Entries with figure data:
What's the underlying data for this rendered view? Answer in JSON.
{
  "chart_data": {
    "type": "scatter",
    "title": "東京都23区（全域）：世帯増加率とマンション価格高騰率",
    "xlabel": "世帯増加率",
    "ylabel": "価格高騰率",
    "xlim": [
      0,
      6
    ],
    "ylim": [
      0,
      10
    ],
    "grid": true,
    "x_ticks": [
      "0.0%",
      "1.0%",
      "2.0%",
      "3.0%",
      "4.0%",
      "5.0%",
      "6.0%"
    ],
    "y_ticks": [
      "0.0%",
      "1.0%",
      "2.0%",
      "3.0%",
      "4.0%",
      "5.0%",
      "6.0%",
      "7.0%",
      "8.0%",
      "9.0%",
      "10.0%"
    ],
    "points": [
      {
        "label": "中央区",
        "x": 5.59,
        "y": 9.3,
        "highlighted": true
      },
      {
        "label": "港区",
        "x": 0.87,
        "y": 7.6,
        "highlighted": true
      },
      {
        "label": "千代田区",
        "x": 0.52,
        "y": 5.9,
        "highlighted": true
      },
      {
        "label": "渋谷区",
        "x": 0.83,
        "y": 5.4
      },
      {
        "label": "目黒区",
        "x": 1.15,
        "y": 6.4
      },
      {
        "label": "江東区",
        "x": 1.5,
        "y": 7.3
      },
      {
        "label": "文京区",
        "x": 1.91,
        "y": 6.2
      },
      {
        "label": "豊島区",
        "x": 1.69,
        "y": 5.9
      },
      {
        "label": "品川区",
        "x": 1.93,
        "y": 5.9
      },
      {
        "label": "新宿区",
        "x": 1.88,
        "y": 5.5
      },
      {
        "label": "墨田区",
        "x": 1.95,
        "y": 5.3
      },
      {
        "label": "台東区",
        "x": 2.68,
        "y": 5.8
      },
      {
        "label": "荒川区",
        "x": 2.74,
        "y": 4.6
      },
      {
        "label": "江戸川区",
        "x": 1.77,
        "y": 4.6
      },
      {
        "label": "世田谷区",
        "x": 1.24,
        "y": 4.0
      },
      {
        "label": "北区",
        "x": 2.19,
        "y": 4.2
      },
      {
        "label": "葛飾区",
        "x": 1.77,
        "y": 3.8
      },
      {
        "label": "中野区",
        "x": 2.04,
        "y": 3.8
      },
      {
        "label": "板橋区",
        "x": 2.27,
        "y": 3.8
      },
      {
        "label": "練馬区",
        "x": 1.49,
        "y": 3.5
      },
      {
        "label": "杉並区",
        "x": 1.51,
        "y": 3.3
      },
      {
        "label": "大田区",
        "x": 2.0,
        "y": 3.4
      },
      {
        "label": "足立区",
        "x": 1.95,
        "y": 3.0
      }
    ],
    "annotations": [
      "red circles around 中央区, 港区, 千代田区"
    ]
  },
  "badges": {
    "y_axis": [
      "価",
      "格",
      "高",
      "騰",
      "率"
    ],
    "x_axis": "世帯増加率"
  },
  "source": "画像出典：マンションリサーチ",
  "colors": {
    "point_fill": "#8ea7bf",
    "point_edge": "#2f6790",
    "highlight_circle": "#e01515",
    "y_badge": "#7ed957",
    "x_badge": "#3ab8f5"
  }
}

= REQUIREMENT =
Return all of the data precisely as it appears.

= SOLUTION TO THE PROBLEM =
What's the underlying data for this rendered view? Answer in JSON.
{
  "chart_data": {
    "type": "scatter",
    "title": "東京都23区（全域）：世帯増加率とマンション価格高騰率",
    "xlabel": "世帯増加率",
    "ylabel": "価格高騰率",
    "xlim": [
      0,
      6
    ],
    "ylim": [
      0,
      10
    ],
    "grid": true,
    "x_ticks": [
      "0.0%",
      "1.0%",
      "2.0%",
      "3.0%",
      "4.0%",
      "5.0%",
      "6.0%"
    ],
    "y_ticks": [
      "0.0%",
      "1.0%",
      "2.0%",
      "3.0%",
      "4.0%",
      "5.0%",
      "6.0%",
      "7.0%",
      "8.0%",
      "9.0%",
      "10.0%"
    ],
    "points": [
      {
        "label": "中央区",
        "x": 5.59,
        "y": 9.3,
        "highlighted": true
      },
      {
        "label": "港区",
        "x": 0.87,
        "y": 7.6,
        "highlighted": true
      },
      {
        "label": "千代田区",
        "x": 0.52,
        "y": 5.9,
        "highlighted": true
      },
      {
        "label": "渋谷区",
        "x": 0.83,
        "y": 5.4
      },
      {
        "label": "目黒区",
        "x": 1.15,
        "y": 6.4
      },
      {
        "label": "江東区",
        "x": 1.5,
        "y": 7.3
      },
      {
        "label": "文京区",
        "x": 1.91,
        "y": 6.2
      },
      {
        "label": "豊島区",
        "x": 1.69,
        "y": 5.9
      },
      {
        "label": "品川区",
        "x": 1.93,
        "y": 5.9
      },
      {
        "label": "新宿区",
        "x": 1.88,
        "y": 5.5
      },
      {
        "label": "墨田区",
        "x": 1.95,
        "y": 5.3
      },
      {
        "label": "台東区",
        "x": 2.68,
        "y": 5.8
      },
      {
        "label": "荒川区",
        "x": 2.74,
        "y": 4.6
      },
      {
        "label": "江戸川区",
        "x": 1.77,
        "y": 4.6
      },
      {
        "label": "世田谷区",
        "x": 1.24,
        "y": 4.0
      },
      {
        "label": "北区",
        "x": 2.19,
        "y": 4.2
      },
      {
        "label": "葛飾区",
        "x": 1.77,
        "y": 3.8
      },
      {
        "label": "中野区",
        "x": 2.04,
        "y": 3.8
      },
      {
        "label": "板橋区",
        "x": 2.27,
        "y": 3.8
      },
      {
        "label": "練馬区",
        "x": 1.49,
        "y": 3.5
      },
      {
        "label": "杉並区",
        "x": 1.51,
        "y": 3.3
      },
      {
        "label": "大田区",
        "x": 2.0,
        "y": 3.4
      },
      {
        "label": "足立区",
        "x": 1.95,
        "y": 3.0
      }
    ],
    "annotations": [
      "red circles around 中央区, 港区, 千代田区"
    ]
  },
  "badges": {
    "y_axis": [
      "価",
      "格",
      "高",
      "騰",
      "率"
    ],
    "x_axis": "世帯増加率"
  },
  "source": "画像出典：マンションリサーチ",
  "colors": {
    "point_fill": "#8ea7bf",
    "point_edge": "#2f6790",
    "highlight_circle": "#e01515",
    "y_badge": "#7ed957",
    "x_badge": "#3ab8f5"
  }
}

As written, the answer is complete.